• **EXERCISE INSTRUCTIONS**
Sift the listing for lines that hold the string "JSON" and pull them out.

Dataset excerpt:
•••••

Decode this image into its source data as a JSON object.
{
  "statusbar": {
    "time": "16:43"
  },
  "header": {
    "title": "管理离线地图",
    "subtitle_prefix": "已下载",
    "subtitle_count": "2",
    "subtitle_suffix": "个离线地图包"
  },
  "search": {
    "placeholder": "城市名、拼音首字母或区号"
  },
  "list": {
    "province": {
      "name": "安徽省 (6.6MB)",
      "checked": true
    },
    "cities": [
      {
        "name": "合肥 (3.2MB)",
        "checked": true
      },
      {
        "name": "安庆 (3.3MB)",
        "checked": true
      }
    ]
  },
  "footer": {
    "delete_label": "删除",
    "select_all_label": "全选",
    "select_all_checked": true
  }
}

•••••

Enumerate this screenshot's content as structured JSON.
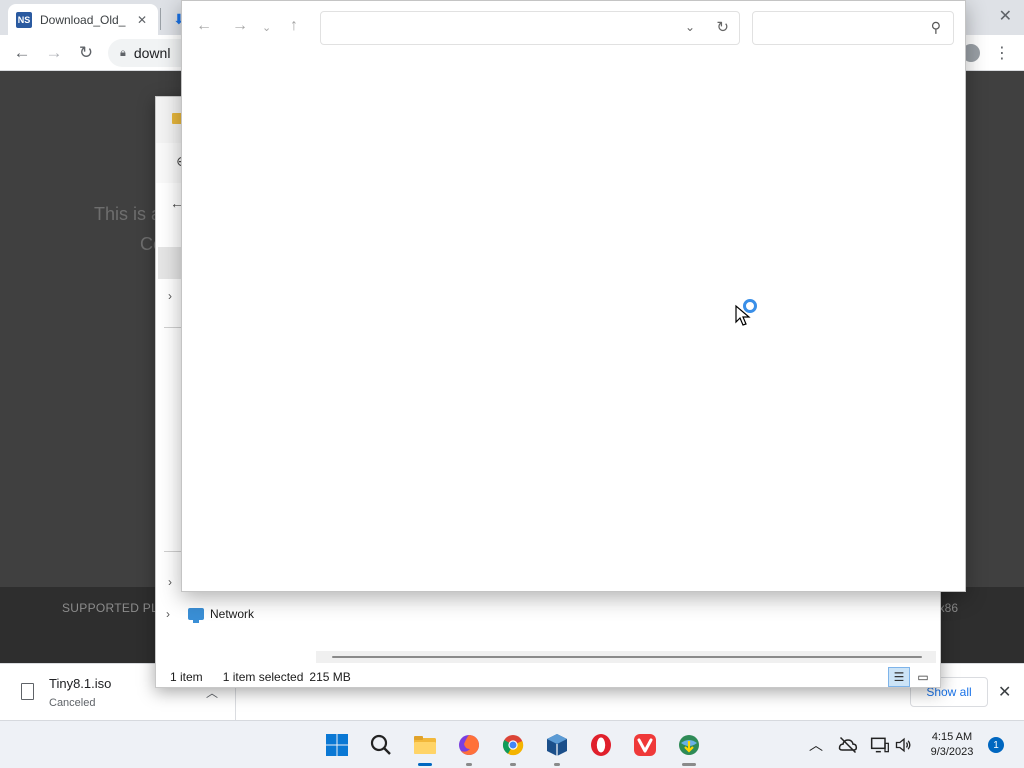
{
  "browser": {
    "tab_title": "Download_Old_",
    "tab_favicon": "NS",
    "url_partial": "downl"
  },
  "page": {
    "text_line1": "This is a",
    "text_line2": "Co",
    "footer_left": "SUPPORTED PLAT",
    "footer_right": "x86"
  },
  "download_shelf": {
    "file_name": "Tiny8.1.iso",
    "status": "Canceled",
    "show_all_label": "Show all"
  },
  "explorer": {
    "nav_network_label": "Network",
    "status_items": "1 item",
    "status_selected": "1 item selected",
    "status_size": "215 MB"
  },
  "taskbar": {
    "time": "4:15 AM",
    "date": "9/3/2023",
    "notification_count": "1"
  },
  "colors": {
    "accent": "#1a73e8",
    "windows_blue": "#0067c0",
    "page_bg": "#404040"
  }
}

•••••

• **FULL OUTPUT**
Decode this image into its source data as a JSON object.
Enumerate this screenshot's content as structured JSON.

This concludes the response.